Data excerpts
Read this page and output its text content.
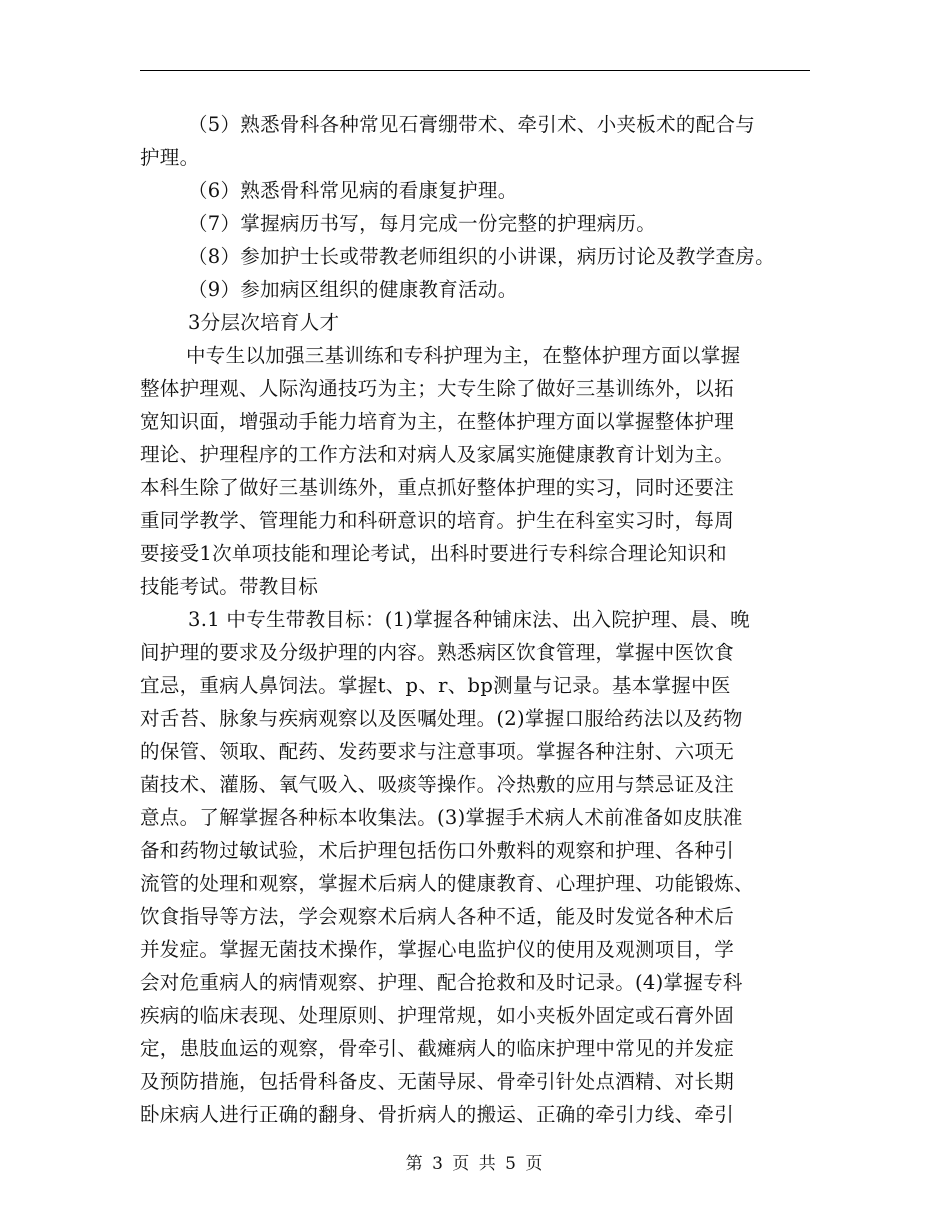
（5）熟悉骨科各种常见石膏绷带术、牵引术、小夹板术的配合与
护理。
（6）熟悉骨科常见病的看康复护理。
（7）掌握病历书写，每月完成一份完整的护理病历。
（8）参加护士长或带教老师组织的小讲课，病历讨论及教学查房。
（9）参加病区组织的健康教育活动。
3分层次培育人才
中专生以加强三基训练和专科护理为主，在整体护理方面以掌握
整体护理观、人际沟通技巧为主；大专生除了做好三基训练外，以拓
宽知识面，增强动手能力培育为主，在整体护理方面以掌握整体护理
理论、护理程序的工作方法和对病人及家属实施健康教育计划为主。
本科生除了做好三基训练外，重点抓好整体护理的实习，同时还要注
重同学教学、管理能力和科研意识的培育。护生在科室实习时，每周
要接受1次单项技能和理论考试，出科时要进行专科综合理论知识和
技能考试。带教目标
3.1 中专生带教目标：(1)掌握各种铺床法、出入院护理、晨、晚
间护理的要求及分级护理的内容。熟悉病区饮食管理，掌握中医饮食
宜忌，重病人鼻饲法。掌握t、p、r、bp测量与记录。基本掌握中医
对舌苔、脉象与疾病观察以及医嘱处理。(2)掌握口服给药法以及药物
的保管、领取、配药、发药要求与注意事项。掌握各种注射、六项无
菌技术、灌肠、氧气吸入、吸痰等操作。冷热敷的应用与禁忌证及注
意点。了解掌握各种标本收集法。(3)掌握手术病人术前准备如皮肤准
备和药物过敏试验，术后护理包括伤口外敷料的观察和护理、各种引
流管的处理和观察，掌握术后病人的健康教育、心理护理、功能锻炼、
饮食指导等方法，学会观察术后病人各种不适，能及时发觉各种术后
并发症。掌握无菌技术操作，掌握心电监护仪的使用及观测项目，学
会对危重病人的病情观察、护理、配合抢救和及时记录。(4)掌握专科
疾病的临床表现、处理原则、护理常规，如小夹板外固定或石膏外固
定，患肢血运的观察，骨牵引、截瘫病人的临床护理中常见的并发症
及预防措施，包括骨科备皮、无菌导尿、骨牵引针处点酒精、对长期
卧床病人进行正确的翻身、骨折病人的搬运、正确的牵引力线、牵引
第 3 页 共 5 页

Task description: Transcribe the listing above verbatim. Omit the pictures.

Problem solution:
Read this page and output its text content.
（5）熟悉骨科各种常见石膏绷带术、牵引术、小夹板术的配合与
护理。
（6）熟悉骨科常见病的看康复护理。
（7）掌握病历书写，每月完成一份完整的护理病历。
（8）参加护士长或带教老师组织的小讲课，病历讨论及教学查房。
（9）参加病区组织的健康教育活动。
3分层次培育人才
中专生以加强三基训练和专科护理为主，在整体护理方面以掌握
整体护理观、人际沟通技巧为主；大专生除了做好三基训练外，以拓
宽知识面，增强动手能力培育为主，在整体护理方面以掌握整体护理
理论、护理程序的工作方法和对病人及家属实施健康教育计划为主。
本科生除了做好三基训练外，重点抓好整体护理的实习，同时还要注
重同学教学、管理能力和科研意识的培育。护生在科室实习时，每周
要接受1次单项技能和理论考试，出科时要进行专科综合理论知识和
技能考试。带教目标
3.1 中专生带教目标：(1)掌握各种铺床法、出入院护理、晨、晚
间护理的要求及分级护理的内容。熟悉病区饮食管理，掌握中医饮食
宜忌，重病人鼻饲法。掌握t、p、r、bp测量与记录。基本掌握中医
对舌苔、脉象与疾病观察以及医嘱处理。(2)掌握口服给药法以及药物
的保管、领取、配药、发药要求与注意事项。掌握各种注射、六项无
菌技术、灌肠、氧气吸入、吸痰等操作。冷热敷的应用与禁忌证及注
意点。了解掌握各种标本收集法。(3)掌握手术病人术前准备如皮肤准
备和药物过敏试验，术后护理包括伤口外敷料的观察和护理、各种引
流管的处理和观察，掌握术后病人的健康教育、心理护理、功能锻炼、
饮食指导等方法，学会观察术后病人各种不适，能及时发觉各种术后
并发症。掌握无菌技术操作，掌握心电监护仪的使用及观测项目，学
会对危重病人的病情观察、护理、配合抢救和及时记录。(4)掌握专科
疾病的临床表现、处理原则、护理常规，如小夹板外固定或石膏外固
定，患肢血运的观察，骨牵引、截瘫病人的临床护理中常见的并发症
及预防措施，包括骨科备皮、无菌导尿、骨牵引针处点酒精、对长期
卧床病人进行正确的翻身、骨折病人的搬运、正确的牵引力线、牵引
第 3 页 共 5 页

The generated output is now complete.